Data records:
§
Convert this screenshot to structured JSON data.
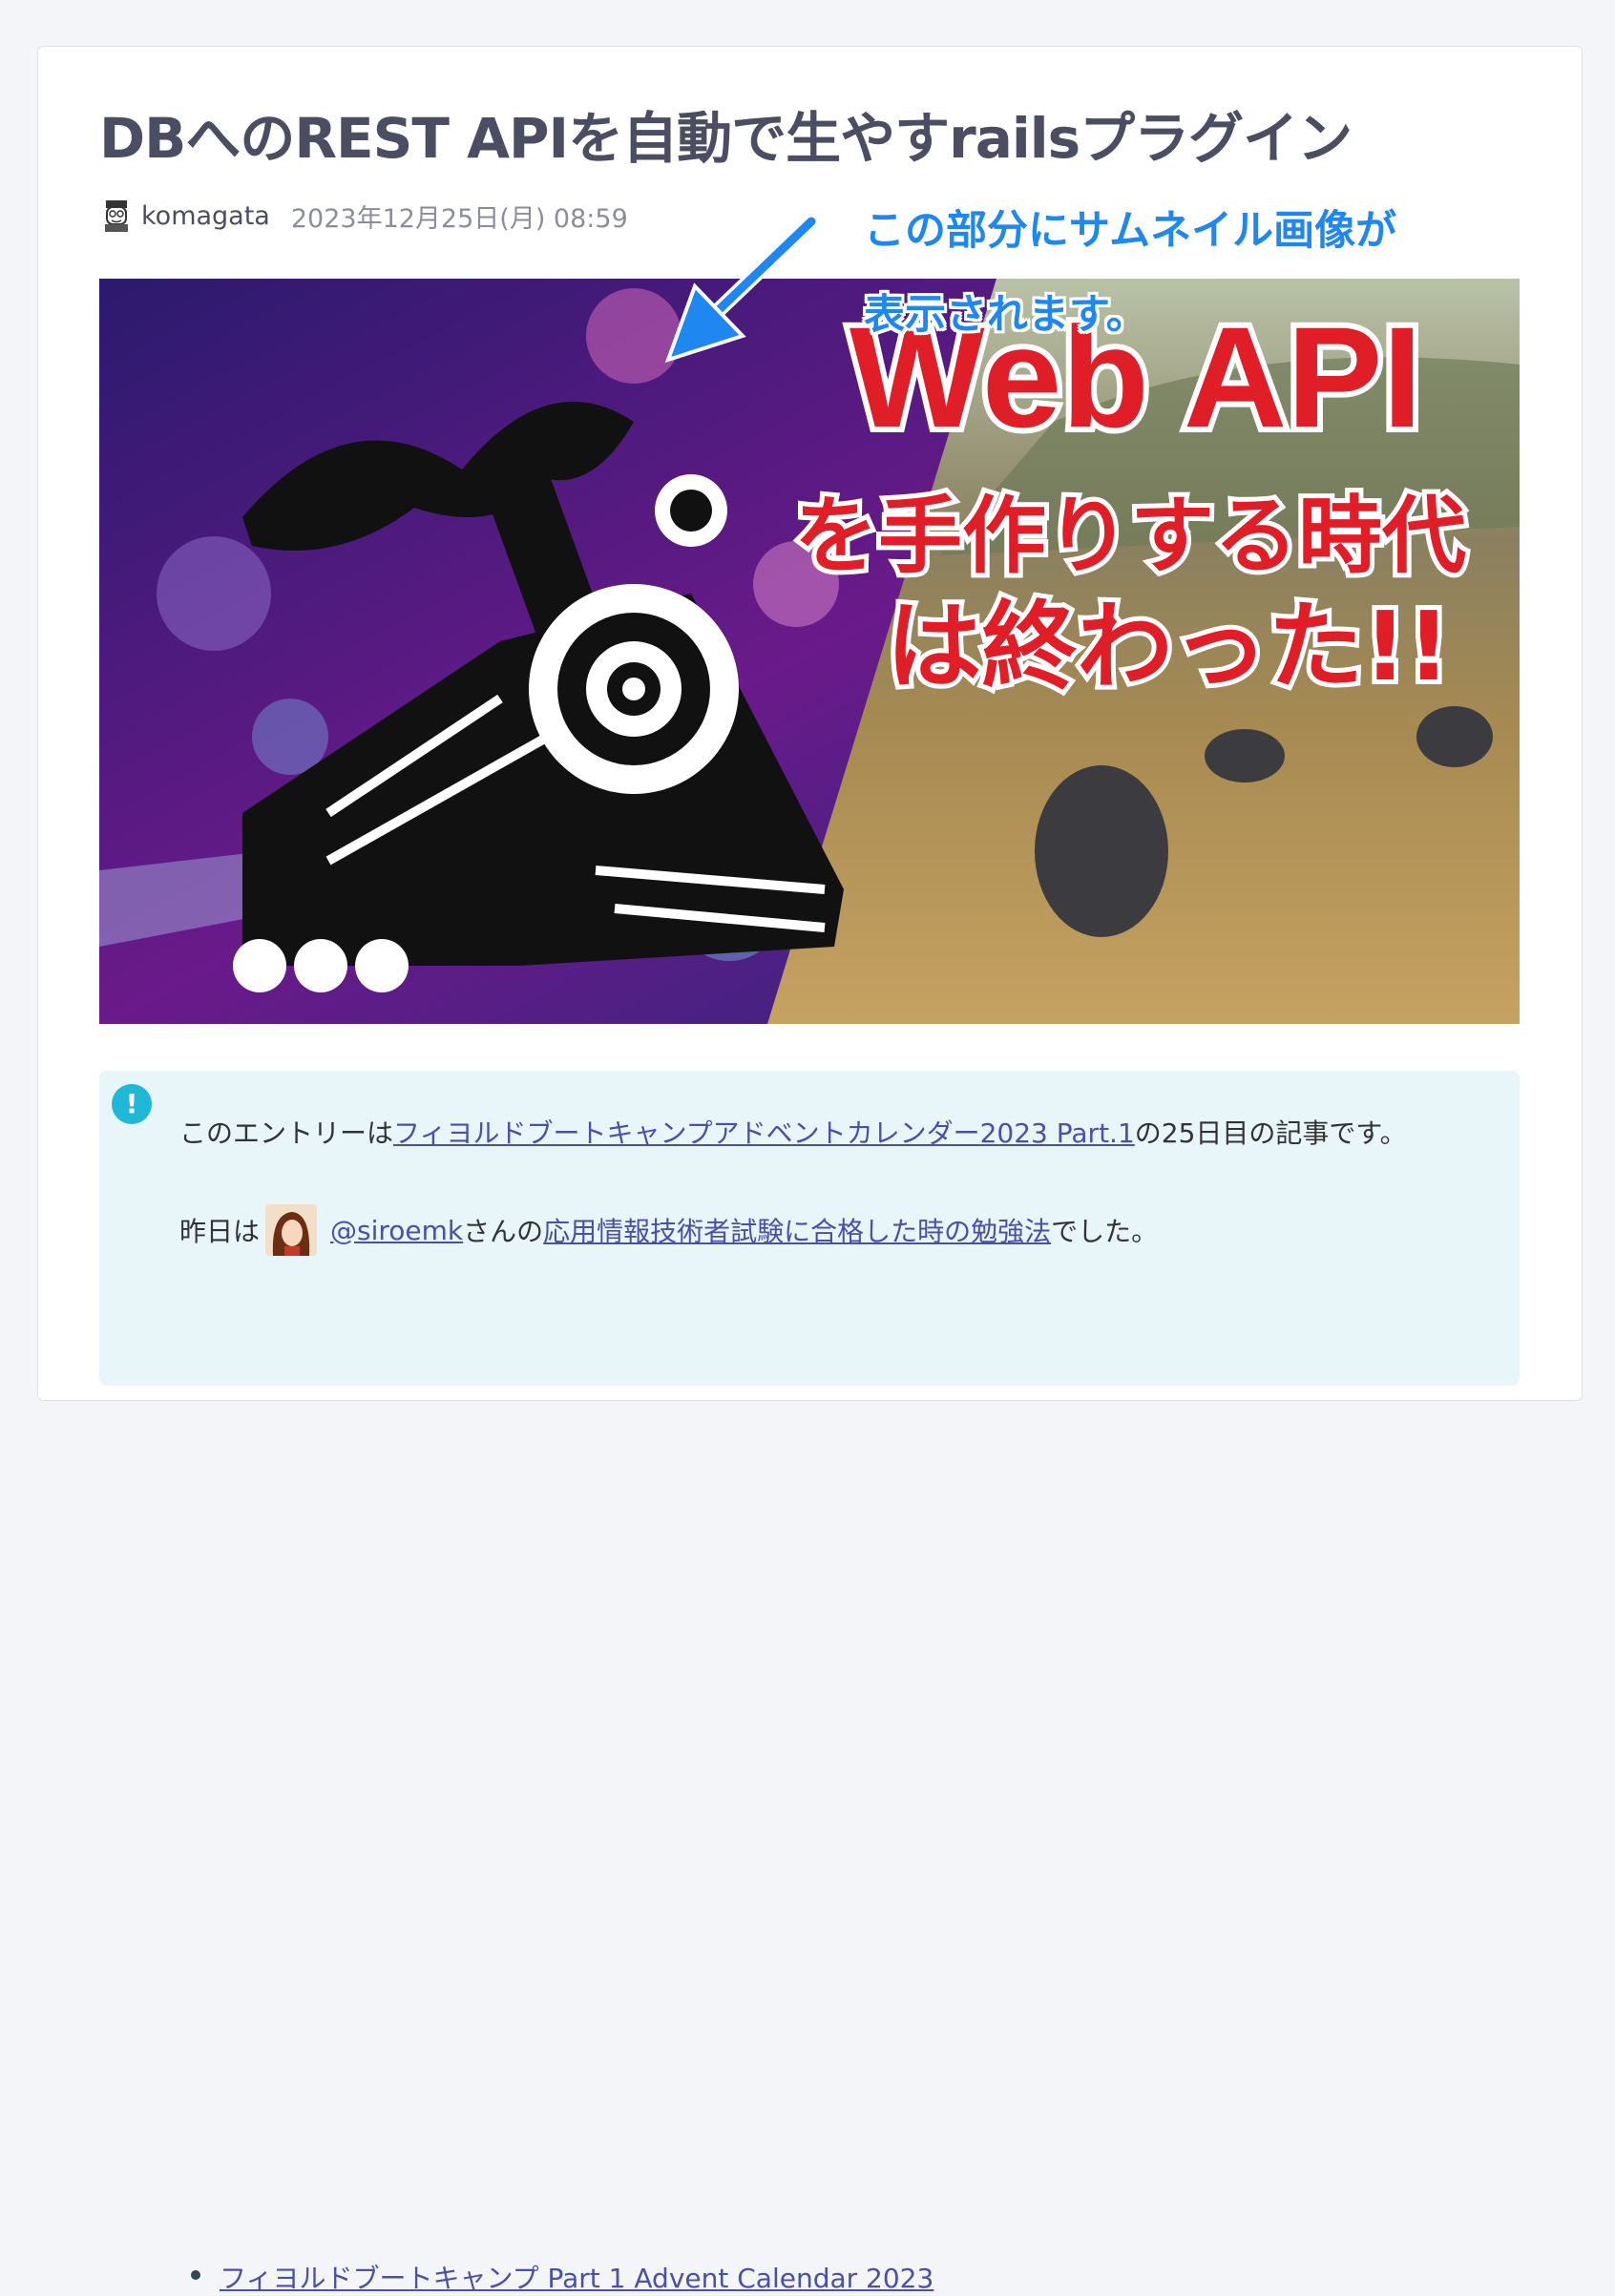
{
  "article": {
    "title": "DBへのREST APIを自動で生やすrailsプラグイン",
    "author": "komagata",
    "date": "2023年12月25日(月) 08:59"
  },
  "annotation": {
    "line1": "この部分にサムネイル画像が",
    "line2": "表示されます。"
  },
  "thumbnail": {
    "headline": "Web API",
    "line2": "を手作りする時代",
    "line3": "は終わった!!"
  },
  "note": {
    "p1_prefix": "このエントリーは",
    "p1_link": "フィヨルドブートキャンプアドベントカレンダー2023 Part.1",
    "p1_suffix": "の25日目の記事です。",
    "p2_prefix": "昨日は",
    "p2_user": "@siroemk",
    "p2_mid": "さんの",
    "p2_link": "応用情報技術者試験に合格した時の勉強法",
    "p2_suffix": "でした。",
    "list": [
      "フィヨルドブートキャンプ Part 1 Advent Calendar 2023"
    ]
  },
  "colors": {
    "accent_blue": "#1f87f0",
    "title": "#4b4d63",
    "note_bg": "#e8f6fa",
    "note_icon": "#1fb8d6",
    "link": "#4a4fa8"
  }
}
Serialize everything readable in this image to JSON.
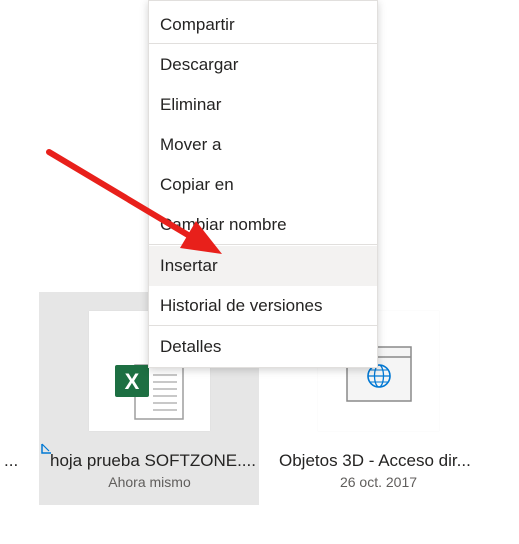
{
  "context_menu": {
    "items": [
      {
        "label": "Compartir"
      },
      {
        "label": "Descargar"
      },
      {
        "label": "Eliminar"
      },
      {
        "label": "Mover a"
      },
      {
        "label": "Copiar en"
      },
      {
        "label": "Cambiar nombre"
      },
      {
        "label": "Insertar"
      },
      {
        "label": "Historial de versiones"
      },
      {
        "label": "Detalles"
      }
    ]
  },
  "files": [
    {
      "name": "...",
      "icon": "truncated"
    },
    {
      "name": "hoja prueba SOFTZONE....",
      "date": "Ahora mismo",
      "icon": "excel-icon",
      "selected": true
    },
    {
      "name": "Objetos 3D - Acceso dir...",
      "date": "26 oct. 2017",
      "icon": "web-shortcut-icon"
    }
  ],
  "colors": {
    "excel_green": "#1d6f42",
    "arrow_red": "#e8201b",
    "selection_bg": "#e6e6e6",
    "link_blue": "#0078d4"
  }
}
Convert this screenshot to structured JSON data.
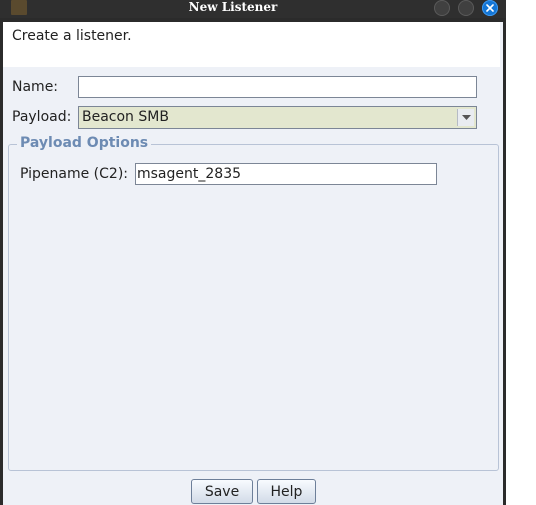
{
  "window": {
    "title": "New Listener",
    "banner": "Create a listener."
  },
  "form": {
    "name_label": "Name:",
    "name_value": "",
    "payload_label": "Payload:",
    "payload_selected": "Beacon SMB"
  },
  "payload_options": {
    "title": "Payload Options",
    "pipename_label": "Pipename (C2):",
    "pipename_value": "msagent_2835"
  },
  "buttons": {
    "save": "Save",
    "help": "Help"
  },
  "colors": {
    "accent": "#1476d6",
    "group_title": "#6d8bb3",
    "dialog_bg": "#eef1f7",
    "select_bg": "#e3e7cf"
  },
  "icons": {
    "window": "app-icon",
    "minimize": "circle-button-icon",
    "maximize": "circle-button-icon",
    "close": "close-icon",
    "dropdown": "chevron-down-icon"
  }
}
§
SET EXERCISE: Leave out every line without the string "circle" and copy the rest.

ANSWER:
    "minimize": "circle-button-icon",
    "maximize": "circle-button-icon",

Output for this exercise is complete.